Copy each line of the entries that contains the word "Error".

########

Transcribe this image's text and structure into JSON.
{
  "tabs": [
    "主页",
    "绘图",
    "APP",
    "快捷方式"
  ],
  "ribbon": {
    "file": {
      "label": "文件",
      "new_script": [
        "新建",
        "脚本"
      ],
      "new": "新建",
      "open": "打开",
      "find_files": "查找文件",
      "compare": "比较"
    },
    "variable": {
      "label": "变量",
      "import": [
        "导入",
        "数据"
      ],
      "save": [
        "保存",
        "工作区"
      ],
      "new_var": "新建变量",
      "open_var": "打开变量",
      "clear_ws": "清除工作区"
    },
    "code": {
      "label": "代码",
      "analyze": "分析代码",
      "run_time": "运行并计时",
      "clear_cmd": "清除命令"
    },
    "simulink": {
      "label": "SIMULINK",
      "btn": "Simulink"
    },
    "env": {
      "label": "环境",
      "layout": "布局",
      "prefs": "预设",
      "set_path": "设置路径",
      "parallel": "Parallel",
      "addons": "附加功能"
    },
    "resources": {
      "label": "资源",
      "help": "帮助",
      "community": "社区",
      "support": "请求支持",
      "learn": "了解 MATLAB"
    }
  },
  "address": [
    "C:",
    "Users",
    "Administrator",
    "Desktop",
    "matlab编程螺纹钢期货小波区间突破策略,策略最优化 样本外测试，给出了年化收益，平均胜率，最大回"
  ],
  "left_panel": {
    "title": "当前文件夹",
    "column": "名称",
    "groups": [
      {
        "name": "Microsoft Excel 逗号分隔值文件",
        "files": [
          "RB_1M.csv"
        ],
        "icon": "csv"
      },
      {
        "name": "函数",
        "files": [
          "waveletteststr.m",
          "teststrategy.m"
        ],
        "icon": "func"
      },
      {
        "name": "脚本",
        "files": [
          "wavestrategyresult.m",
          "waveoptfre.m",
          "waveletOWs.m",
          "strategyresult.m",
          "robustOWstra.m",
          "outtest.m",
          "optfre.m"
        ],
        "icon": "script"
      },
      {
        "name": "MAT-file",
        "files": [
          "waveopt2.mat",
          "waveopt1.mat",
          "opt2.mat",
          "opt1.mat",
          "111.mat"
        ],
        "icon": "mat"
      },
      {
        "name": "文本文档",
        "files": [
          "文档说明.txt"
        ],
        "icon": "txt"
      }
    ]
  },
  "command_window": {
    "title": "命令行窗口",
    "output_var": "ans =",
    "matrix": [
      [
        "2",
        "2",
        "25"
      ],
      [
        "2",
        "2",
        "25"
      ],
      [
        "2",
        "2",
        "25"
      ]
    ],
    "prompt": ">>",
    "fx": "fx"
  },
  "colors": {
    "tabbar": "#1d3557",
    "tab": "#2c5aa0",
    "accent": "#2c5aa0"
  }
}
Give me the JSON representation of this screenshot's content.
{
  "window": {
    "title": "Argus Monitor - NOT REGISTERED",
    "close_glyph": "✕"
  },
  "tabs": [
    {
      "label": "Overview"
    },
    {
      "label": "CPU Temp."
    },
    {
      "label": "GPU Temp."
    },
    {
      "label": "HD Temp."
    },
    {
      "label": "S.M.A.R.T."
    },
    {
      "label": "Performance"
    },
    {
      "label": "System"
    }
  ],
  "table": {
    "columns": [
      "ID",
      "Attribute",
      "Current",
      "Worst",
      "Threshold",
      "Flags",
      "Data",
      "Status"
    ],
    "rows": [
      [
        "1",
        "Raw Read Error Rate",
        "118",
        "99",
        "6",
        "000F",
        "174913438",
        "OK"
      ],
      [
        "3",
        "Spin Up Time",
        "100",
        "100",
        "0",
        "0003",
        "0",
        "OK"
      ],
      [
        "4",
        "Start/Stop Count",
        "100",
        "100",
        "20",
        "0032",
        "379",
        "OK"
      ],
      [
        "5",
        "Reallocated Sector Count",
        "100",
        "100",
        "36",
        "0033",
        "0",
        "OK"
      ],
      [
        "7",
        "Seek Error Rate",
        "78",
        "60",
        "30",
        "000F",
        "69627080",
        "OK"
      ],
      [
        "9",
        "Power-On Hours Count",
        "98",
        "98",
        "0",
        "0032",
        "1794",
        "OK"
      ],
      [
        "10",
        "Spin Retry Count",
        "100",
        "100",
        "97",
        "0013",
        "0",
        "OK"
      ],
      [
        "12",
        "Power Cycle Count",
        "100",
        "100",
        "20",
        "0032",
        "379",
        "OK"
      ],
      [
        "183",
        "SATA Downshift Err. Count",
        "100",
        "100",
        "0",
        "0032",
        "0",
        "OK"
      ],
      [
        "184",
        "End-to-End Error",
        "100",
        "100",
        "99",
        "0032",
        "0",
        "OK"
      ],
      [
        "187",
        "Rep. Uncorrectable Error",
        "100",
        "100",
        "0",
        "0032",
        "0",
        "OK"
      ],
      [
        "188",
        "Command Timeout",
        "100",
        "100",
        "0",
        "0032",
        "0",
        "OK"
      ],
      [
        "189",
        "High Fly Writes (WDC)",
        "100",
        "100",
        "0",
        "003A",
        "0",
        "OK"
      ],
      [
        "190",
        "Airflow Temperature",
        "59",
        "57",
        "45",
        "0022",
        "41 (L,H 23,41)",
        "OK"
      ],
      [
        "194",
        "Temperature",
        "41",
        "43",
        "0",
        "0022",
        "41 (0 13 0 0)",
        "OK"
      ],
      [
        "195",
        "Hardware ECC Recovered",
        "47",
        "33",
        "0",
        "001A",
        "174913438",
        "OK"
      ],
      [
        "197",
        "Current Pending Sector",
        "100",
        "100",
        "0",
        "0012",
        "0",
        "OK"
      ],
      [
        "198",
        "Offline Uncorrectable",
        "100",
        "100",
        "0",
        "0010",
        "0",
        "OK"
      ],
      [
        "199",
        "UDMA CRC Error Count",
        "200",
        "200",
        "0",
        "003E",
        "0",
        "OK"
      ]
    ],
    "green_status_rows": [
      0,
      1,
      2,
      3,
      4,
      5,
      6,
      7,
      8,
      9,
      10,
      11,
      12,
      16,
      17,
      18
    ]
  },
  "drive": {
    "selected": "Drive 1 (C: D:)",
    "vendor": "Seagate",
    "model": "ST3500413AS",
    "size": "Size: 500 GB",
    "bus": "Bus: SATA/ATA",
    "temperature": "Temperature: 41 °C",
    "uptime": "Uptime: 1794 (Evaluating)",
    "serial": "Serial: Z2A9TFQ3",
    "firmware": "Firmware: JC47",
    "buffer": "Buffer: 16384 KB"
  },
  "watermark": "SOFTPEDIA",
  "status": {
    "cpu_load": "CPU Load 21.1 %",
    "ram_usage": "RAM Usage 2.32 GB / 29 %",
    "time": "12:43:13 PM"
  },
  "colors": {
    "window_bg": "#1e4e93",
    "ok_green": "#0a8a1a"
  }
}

########

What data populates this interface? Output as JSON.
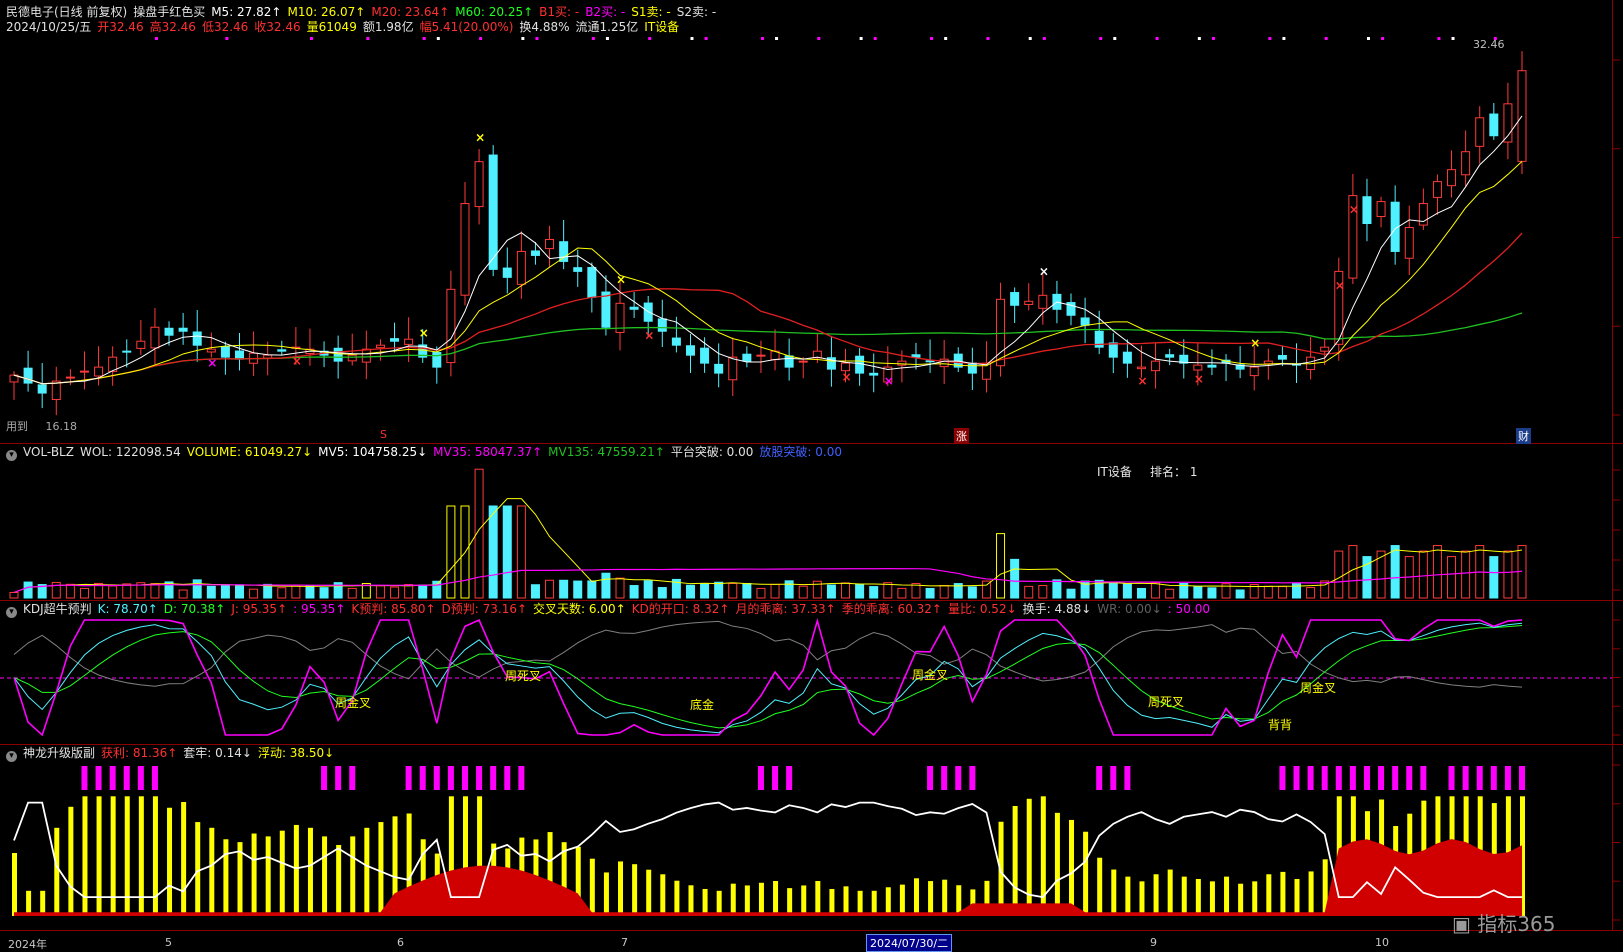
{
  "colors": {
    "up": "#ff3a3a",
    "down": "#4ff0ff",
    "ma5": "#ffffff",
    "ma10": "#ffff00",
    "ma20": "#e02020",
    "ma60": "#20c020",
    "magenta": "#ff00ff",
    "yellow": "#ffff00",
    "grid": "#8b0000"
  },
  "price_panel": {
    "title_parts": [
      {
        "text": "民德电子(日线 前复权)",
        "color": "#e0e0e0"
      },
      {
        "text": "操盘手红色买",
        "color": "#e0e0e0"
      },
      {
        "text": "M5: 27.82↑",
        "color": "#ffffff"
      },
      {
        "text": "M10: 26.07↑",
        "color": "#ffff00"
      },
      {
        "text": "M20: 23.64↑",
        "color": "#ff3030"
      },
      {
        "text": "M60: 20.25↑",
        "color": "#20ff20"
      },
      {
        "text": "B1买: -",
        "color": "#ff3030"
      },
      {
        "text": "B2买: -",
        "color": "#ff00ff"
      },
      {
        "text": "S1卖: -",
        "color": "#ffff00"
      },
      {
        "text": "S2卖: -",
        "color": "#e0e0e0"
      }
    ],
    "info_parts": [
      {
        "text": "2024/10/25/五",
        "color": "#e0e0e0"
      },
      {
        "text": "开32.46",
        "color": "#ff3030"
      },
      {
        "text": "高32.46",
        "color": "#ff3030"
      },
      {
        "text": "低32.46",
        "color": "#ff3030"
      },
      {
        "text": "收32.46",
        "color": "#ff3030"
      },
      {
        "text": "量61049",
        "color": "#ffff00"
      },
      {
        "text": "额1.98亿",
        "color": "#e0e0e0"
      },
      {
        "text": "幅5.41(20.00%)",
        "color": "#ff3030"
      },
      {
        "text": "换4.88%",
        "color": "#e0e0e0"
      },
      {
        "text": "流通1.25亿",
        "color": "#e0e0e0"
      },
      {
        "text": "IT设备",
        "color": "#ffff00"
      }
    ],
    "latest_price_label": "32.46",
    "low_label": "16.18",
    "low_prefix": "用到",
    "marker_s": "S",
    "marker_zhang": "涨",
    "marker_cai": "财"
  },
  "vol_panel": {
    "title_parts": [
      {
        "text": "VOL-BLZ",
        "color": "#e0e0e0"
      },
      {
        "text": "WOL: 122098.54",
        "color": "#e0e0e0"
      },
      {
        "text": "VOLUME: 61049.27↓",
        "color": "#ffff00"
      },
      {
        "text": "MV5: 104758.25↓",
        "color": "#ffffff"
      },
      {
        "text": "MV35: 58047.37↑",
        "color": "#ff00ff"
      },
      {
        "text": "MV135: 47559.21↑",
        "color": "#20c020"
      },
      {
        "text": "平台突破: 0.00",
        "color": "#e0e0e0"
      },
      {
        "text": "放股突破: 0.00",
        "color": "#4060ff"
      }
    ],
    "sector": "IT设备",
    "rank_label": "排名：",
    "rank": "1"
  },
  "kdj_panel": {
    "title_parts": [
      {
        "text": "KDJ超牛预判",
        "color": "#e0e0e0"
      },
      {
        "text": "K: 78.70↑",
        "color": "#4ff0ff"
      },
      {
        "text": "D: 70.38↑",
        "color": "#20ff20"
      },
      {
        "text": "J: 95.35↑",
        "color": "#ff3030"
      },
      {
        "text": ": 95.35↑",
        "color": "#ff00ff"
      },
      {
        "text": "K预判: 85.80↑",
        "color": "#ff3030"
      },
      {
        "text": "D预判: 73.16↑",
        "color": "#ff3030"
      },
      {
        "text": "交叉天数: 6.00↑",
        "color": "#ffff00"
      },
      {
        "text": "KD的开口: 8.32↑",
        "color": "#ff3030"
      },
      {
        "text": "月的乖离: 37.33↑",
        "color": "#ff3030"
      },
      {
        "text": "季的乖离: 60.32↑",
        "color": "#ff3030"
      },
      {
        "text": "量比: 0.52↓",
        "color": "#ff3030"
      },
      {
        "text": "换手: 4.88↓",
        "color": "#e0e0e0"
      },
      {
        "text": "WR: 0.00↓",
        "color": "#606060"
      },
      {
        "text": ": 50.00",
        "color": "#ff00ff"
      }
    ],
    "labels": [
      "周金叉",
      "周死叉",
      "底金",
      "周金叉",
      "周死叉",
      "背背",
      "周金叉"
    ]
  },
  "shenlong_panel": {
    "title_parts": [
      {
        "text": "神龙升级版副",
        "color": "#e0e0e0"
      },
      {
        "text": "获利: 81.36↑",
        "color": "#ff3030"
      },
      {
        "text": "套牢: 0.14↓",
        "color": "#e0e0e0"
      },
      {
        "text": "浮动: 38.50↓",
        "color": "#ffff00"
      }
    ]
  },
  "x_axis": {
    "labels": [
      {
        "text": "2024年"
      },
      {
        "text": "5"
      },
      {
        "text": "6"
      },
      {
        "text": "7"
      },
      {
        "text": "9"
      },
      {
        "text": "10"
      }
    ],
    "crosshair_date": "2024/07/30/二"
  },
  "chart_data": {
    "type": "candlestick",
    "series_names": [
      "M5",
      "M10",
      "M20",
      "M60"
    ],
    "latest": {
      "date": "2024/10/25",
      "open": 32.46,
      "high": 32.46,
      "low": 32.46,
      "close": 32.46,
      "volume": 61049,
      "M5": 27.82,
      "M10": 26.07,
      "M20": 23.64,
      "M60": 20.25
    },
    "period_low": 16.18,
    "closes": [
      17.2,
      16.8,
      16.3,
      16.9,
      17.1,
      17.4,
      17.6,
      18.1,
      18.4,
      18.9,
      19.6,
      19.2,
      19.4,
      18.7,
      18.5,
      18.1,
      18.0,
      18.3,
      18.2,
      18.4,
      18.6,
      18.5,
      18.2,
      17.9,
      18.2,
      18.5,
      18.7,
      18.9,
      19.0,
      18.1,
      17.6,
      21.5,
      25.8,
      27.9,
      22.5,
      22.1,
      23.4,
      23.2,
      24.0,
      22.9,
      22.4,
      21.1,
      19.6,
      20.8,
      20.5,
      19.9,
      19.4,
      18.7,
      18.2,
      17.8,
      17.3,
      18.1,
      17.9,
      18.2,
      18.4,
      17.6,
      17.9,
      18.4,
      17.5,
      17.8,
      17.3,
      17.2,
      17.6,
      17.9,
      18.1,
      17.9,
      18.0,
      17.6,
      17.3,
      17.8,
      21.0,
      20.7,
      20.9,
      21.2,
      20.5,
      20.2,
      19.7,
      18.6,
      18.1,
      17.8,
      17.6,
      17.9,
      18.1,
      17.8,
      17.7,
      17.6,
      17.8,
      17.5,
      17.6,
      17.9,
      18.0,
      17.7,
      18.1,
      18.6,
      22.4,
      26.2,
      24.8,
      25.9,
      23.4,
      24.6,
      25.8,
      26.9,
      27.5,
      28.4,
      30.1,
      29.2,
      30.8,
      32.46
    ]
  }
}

########

OUTPUT FOR THIS TASK:
        "Raw Read Error Rate",
        "Seek Error Rate",
        "End-to-End Error",
        "Rep. Uncorrectable Error",
        "UDMA CRC Error Count",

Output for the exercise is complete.